--- Your objective ---
Looking at the listing, state how many of its lines contain the string "rendement". Write only the number.

--- Data entries ---
— Begin —
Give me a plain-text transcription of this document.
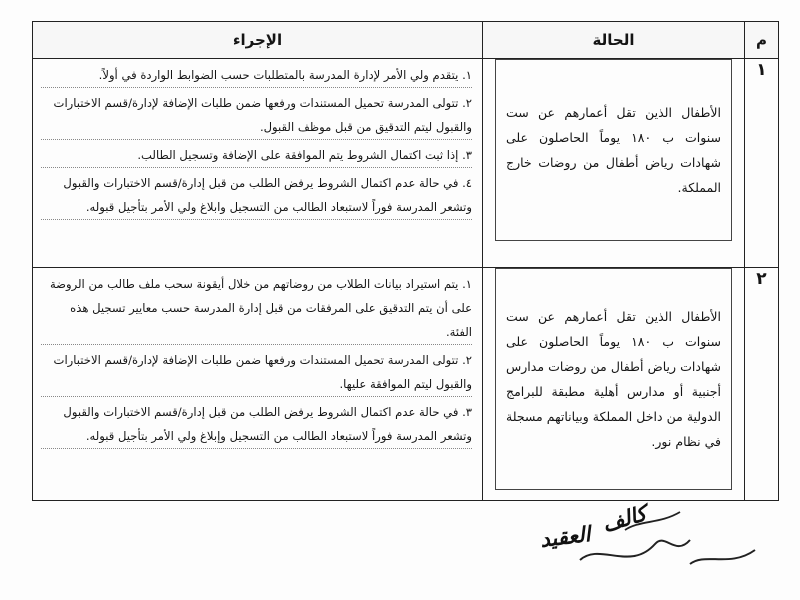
م	الحالة	الإجراء
١	الأطفال الذين تقل أعمارهم عن ست سنوات ب ١٨٠ يوماً الحاصلون على شهادات رياض أطفال من روضات خارج المملكة.	١. يتقدم ولي الأمر لإدارة المدرسة بالمتطلبات حسب الضوابط الواردة في أولاً.
٢. تتولى المدرسة تحميل المستندات ورفعها ضمن طلبات الإضافة لإدارة/قسم الاختبارات والقبول ليتم التدقيق من قبل موظف القبول.
٣. إذا ثبت اكتمال الشروط يتم الموافقة على الإضافة وتسجيل الطالب.
٤. في حالة عدم اكتمال الشروط يرفض الطلب من قبل إدارة/قسم الاختبارات والقبول وتشعر المدرسة فوراً لاستبعاد الطالب من التسجيل وابلاغ ولي الأمر بتأجيل قبوله.

٢	الأطفال الذين تقل أعمارهم عن ست سنوات ب ١٨٠ يوماً الحاصلون على شهادات رياض أطفال من روضات مدارس أجنبية أو مدارس أهلية مطبقة للبرامج الدولية من داخل المملكة وبياناتهم مسجلة في نظام نور.	١. يتم استيراد بيانات الطلاب من روضاتهم من خلال أيقونة سحب ملف طالب من الروضة على أن يتم التدقيق على المرفقات من قبل إدارة المدرسة حسب معايير تسجيل هذه الفئة.
٢. تتولى المدرسة تحميل المستندات ورفعها ضمن طلبات الإضافة لإدارة/قسم الاختبارات والقبول ليتم الموافقة عليها.
٣. في حالة عدم اكتمال الشروط يرفض الطلب من قبل إدارة/قسم الاختبارات والقبول وتشعر المدرسة فوراً لاستبعاد الطالب من التسجيل وإبلاغ ولي الأمر بتأجيل قبوله.
كالف
العقيد
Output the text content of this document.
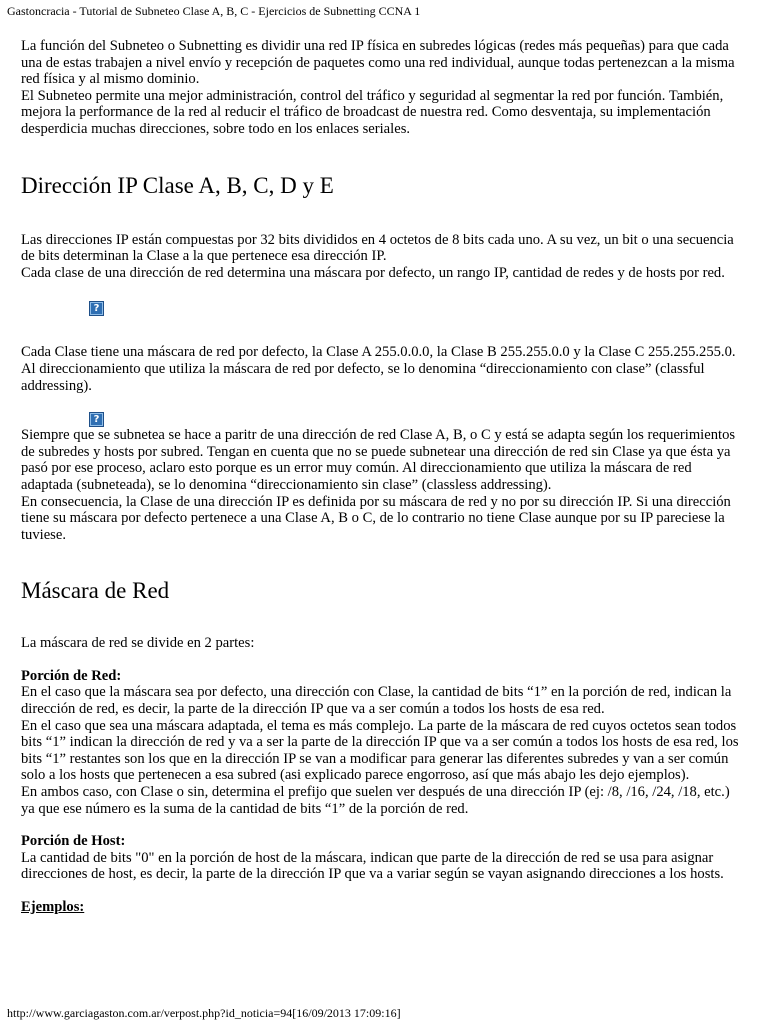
Gastoncracia - Tutorial de Subneteo Clase A, B, C - Ejercicios de Subnetting CCNA 1

La función del Subneteo o Subnetting es dividir una red IP física en subredes lógicas (redes más pequeñas) para que cada una de estas trabajen a nivel envío y recepción de paquetes como una red individual, aunque todas pertenezcan a la misma red física y al mismo dominio.

El Subneteo permite una mejor administración, control del tráfico y seguridad al segmentar la red por función. También, mejora la performance de la red al reducir el tráfico de broadcast de nuestra red. Como desventaja, su implementación desperdicia muchas direcciones, sobre todo en los enlaces seriales.

Dirección IP Clase A, B, C, D y E

Las direcciones IP están compuestas por 32 bits divididos en 4 octetos de 8 bits cada uno. A su vez, un bit o una secuencia de bits determinan la Clase a la que pertenece esa dirección IP.

Cada clase de una dirección de red determina una máscara por defecto, un rango IP, cantidad de redes y de hosts por red.

?

Cada Clase tiene una máscara de red por defecto, la Clase A 255.0.0.0, la Clase B 255.255.0.0 y la Clase C 255.255.255.0. Al direccionamiento que utiliza la máscara de red por defecto, se lo denomina “direccionamiento con clase” (classful addressing).

?

Siempre que se subnetea se hace a paritr de una dirección de red Clase A, B, o C y está se adapta según los requerimientos de subredes y hosts por subred. Tengan en cuenta que no se puede subnetear una dirección de red sin Clase ya que ésta ya pasó por ese proceso, aclaro esto porque es un error muy común. Al direccionamiento que utiliza la máscara de red adaptada (subneteada), se lo denomina “direccionamiento sin clase” (classless addressing).

En consecuencia, la Clase de una dirección IP es definida por su máscara de red y no por su dirección IP. Si una dirección tiene su máscara por defecto pertenece a una Clase A, B o C, de lo contrario no tiene Clase aunque por su IP pareciese la tuviese.

Máscara de Red

La máscara de red se divide en 2 partes:

Porción de Red:

En el caso que la máscara sea por defecto, una dirección con Clase, la cantidad de bits “1” en la porción de red, indican la dirección de red, es decir, la parte de la dirección IP que va a ser común a todos los hosts de esa red.

En el caso que sea una máscara adaptada, el tema es más complejo. La parte de la máscara de red cuyos octetos sean todos bits “1” indican la dirección de red y va a ser la parte de la dirección IP que va a ser común a todos los hosts de esa red, los bits “1” restantes son los que en la dirección IP se van a modificar para generar las diferentes subredes y van a ser común solo a los hosts que pertenecen a esa subred (asi explicado parece engorroso, así que más abajo les dejo ejemplos).

En ambos caso, con Clase o sin, determina el prefijo que suelen ver después de una dirección IP (ej: /8, /16, /24, /18, etc.) ya que ese número es la suma de la cantidad de bits “1” de la porción de red.

Porción de Host:

La cantidad de bits "0" en la porción de host de la máscara, indican que parte de la dirección de red se usa para asignar direcciones de host, es decir, la parte de la dirección IP que va a variar según se vayan asignando direcciones a los hosts.

Ejemplos:

http://www.garciagaston.com.ar/verpost.php?id_noticia=94[16/09/2013 17:09:16]
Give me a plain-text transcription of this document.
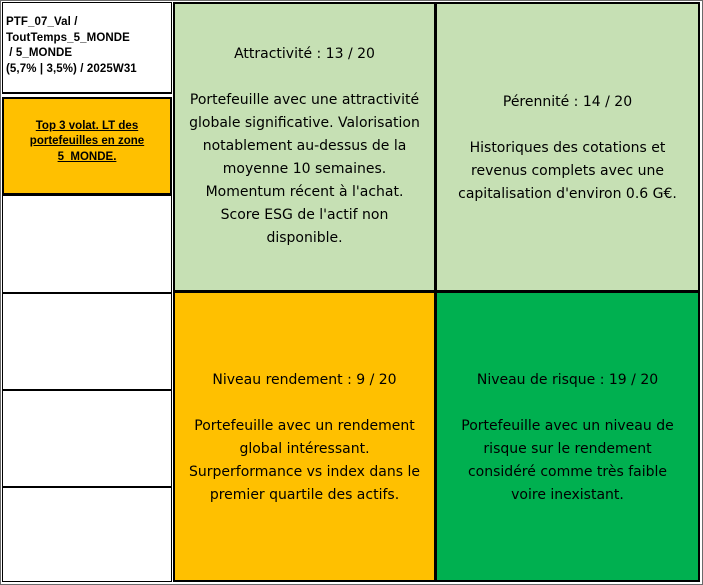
PTF_07_Val /
ToutTemps_5_MONDE
/ 5_MONDE
(5,7% | 3,5%) / 2025W31
Top 3 volat. LT des
portefeuilles en zone
5_MONDE.
Attractivité : 13 / 20
Portefeuille avec une attractivité
globale significative. Valorisation
notablement au-dessus de la
moyenne 10 semaines.
Momentum récent à l'achat.
Score ESG de l'actif non
disponible.
Pérennité : 14 / 20
Historiques des cotations et
revenus complets avec une
capitalisation d'environ 0.6 G€.
Niveau rendement : 9 / 20
Portefeuille avec un rendement
global intéressant.
Surperformance vs index dans le
premier quartile des actifs.
Niveau de risque : 19 / 20
Portefeuille avec un niveau de
risque sur le rendement
considéré comme très faible
voire inexistant.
— End —
--- Reply ---
3